Extracted data entries:
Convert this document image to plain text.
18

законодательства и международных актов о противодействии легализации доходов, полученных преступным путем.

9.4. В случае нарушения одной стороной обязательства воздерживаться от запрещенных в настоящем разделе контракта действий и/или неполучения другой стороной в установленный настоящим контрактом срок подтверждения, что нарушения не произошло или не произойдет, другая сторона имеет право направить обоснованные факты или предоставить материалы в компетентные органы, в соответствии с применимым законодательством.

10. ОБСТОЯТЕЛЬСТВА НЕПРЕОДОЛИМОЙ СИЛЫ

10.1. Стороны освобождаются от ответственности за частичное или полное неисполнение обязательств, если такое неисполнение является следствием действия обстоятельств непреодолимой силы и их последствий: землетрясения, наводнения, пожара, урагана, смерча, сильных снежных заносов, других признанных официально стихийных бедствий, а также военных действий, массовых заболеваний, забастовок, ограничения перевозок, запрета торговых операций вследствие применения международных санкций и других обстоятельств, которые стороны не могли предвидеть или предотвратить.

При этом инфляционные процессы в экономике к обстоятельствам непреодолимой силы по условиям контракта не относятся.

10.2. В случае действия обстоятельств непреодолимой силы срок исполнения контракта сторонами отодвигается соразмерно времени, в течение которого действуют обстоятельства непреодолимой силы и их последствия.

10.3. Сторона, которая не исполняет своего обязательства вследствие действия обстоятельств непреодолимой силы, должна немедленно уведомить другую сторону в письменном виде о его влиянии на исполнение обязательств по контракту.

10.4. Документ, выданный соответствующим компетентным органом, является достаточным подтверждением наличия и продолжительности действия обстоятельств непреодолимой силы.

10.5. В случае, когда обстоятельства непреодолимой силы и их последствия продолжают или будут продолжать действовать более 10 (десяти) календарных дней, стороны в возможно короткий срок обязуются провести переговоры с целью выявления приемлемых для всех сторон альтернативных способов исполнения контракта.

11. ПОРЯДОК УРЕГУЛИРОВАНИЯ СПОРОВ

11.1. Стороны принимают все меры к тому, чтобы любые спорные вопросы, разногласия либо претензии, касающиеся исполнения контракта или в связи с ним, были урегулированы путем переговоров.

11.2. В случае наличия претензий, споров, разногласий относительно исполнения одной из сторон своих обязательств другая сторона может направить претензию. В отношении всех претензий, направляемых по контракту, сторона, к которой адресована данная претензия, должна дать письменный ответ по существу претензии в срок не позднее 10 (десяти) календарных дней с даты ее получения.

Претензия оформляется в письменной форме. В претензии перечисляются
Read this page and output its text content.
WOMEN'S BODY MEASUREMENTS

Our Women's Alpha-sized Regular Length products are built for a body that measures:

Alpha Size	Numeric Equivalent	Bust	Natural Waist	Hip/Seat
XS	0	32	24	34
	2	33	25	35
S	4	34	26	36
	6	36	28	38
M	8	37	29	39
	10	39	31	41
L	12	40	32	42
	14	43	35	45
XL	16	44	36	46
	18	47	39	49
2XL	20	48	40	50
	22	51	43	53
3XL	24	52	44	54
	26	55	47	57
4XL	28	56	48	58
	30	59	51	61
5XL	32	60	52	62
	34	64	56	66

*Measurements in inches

- _YOUR TASK_:
Repeat only the stretch of lines that opens with the line containing "Read this page and output its text content." and closes with the final line of the entries, both included, exactly as written.

- _EXERCISE RESULT_:
Read this page and output its text content.
WOMEN'S BODY MEASUREMENTS

Our Women's Alpha-sized Regular Length products are built for a body that measures:

Alpha Size	Numeric Equivalent	Bust	Natural Waist	Hip/Seat
XS	0	32	24	34
	2	33	25	35
S	4	34	26	36
	6	36	28	38
M	8	37	29	39
	10	39	31	41
L	12	40	32	42
	14	43	35	45
XL	16	44	36	46
	18	47	39	49
2XL	20	48	40	50
	22	51	43	53
3XL	24	52	44	54
	26	55	47	57
4XL	28	56	48	58
	30	59	51	61
5XL	32	60	52	62
	34	64	56	66

*Measurements in inches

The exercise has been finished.